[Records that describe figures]
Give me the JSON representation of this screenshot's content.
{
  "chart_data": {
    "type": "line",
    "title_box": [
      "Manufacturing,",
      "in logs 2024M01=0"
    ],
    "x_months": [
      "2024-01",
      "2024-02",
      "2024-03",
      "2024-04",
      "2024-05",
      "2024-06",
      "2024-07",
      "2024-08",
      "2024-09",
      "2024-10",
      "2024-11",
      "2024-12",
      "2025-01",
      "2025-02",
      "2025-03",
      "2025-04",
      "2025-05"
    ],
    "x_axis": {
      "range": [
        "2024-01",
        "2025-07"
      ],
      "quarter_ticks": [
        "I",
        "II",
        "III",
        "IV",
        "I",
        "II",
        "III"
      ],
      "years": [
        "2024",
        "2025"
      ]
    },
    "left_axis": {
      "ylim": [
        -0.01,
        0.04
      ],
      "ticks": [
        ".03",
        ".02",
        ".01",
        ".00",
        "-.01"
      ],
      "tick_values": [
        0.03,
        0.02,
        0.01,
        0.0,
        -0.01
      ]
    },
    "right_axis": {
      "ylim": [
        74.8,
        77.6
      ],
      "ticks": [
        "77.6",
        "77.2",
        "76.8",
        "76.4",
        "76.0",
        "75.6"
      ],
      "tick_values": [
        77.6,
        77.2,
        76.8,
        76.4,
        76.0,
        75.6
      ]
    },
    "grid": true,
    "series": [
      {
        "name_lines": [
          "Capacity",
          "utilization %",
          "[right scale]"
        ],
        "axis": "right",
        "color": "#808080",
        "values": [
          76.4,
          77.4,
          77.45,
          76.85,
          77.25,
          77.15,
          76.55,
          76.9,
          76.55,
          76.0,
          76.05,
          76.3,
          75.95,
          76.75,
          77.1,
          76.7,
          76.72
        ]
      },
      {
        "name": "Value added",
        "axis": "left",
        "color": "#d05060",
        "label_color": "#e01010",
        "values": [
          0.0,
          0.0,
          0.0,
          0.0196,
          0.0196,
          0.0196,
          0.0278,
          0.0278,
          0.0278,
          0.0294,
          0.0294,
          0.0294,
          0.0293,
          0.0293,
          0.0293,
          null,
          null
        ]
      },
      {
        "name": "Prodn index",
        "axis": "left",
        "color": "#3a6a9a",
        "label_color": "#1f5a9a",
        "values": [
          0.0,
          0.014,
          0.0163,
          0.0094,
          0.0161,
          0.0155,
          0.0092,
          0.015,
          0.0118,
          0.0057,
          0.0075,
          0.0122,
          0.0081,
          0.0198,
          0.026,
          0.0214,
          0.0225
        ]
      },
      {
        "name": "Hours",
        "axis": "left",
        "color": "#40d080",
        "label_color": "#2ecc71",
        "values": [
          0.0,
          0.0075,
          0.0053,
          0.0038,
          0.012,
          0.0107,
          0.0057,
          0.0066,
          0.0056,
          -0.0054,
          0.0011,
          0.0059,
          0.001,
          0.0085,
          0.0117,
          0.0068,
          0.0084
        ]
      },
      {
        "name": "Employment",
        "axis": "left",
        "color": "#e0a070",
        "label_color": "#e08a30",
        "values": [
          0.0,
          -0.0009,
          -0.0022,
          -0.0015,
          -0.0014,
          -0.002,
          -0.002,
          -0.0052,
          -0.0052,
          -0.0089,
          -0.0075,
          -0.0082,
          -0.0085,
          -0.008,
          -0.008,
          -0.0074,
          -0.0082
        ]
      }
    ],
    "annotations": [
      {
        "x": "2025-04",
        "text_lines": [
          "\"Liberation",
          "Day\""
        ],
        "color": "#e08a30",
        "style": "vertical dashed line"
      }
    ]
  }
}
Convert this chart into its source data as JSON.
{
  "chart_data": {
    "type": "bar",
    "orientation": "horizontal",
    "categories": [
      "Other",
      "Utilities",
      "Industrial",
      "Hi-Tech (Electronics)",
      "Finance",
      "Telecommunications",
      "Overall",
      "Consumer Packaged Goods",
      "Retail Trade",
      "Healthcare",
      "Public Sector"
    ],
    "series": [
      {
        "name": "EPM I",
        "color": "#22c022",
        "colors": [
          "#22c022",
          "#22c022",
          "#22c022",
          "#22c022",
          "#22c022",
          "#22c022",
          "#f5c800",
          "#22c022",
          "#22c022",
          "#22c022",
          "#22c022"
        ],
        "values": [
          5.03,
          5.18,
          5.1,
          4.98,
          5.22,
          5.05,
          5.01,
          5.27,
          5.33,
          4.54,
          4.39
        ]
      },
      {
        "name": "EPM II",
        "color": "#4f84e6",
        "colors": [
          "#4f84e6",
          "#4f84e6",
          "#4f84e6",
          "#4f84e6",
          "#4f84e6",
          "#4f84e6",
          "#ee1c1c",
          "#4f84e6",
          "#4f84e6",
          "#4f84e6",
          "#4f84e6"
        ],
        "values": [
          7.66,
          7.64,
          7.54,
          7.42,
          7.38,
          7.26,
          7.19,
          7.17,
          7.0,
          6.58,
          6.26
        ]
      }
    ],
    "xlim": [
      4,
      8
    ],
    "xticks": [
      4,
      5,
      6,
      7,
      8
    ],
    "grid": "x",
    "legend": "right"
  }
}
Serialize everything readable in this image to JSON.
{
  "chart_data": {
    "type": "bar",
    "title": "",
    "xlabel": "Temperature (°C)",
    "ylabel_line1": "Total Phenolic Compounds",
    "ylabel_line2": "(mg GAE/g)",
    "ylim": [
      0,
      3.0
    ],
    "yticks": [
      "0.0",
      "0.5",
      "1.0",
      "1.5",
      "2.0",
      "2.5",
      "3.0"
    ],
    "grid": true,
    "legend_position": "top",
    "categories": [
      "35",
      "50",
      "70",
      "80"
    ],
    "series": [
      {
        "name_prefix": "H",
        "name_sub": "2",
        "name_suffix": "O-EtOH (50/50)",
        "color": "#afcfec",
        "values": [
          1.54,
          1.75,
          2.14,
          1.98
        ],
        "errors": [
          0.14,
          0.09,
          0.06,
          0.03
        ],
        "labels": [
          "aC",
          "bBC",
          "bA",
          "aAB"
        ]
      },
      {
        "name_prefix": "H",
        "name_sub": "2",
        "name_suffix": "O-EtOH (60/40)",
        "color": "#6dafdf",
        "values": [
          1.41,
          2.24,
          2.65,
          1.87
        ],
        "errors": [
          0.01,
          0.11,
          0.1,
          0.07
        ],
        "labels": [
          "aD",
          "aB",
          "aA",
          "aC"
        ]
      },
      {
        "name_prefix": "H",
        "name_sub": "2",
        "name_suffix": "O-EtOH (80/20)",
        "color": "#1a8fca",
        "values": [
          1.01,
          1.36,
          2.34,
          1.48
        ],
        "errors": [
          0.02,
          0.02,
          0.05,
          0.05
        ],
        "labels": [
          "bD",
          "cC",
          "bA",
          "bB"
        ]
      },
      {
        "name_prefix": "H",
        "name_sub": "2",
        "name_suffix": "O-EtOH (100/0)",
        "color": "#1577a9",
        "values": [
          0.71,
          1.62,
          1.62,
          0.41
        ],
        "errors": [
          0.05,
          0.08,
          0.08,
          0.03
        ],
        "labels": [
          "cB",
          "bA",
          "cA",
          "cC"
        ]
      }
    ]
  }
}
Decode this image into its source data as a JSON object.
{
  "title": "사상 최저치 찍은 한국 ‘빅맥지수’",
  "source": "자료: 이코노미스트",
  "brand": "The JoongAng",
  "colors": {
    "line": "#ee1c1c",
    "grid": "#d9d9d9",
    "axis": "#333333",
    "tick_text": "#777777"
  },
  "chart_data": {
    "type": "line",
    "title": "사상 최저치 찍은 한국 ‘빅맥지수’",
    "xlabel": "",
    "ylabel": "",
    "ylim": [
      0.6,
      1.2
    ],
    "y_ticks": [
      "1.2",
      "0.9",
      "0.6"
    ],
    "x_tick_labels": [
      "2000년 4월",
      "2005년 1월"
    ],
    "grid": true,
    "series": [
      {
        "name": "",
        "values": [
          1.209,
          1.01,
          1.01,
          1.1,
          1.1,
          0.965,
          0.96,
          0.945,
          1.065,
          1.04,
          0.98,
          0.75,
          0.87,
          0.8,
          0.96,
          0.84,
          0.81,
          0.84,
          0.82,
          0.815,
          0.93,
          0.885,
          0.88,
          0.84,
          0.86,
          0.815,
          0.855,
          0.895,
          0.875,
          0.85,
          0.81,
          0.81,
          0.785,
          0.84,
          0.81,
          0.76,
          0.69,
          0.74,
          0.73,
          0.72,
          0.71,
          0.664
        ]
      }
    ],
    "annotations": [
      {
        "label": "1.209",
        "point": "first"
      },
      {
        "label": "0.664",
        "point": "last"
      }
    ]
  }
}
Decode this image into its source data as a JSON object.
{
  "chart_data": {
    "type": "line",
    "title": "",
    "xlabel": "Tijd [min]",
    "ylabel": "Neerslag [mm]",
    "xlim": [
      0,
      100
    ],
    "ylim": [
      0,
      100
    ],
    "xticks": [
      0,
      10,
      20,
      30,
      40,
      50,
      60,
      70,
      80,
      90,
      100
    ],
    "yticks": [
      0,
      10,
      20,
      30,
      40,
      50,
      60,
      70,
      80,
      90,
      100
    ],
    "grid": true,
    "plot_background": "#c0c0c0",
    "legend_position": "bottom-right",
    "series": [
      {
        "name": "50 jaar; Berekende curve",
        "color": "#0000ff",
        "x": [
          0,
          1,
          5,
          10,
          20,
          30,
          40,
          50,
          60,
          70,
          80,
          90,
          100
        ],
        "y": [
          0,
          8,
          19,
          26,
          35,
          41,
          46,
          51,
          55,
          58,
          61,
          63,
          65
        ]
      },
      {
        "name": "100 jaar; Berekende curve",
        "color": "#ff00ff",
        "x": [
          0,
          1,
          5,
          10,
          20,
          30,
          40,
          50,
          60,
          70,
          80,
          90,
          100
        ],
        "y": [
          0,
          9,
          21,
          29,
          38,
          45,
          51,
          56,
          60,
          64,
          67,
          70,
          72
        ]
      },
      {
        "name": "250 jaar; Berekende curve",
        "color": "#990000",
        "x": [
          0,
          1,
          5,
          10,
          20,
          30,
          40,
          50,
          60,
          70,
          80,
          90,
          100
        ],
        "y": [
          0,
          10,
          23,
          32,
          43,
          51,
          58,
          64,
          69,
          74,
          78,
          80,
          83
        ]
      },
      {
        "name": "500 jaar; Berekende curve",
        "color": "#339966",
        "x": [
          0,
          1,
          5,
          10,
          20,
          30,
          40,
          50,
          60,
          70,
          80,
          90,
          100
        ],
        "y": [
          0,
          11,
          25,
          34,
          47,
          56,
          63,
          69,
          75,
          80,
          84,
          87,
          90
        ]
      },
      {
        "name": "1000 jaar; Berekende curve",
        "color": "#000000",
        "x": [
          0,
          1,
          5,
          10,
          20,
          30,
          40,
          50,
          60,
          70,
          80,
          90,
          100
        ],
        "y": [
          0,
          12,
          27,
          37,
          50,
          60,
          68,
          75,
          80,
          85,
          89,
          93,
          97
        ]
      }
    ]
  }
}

TO DO: Take every line from the data that contains the word "Berekende".

IN RESPONSE:
        "name": "50 jaar; Berekende curve",
        "name": "100 jaar; Berekende curve",
        "name": "250 jaar; Berekende curve",
        "name": "500 jaar; Berekende curve",
        "name": "1000 jaar; Berekende curve",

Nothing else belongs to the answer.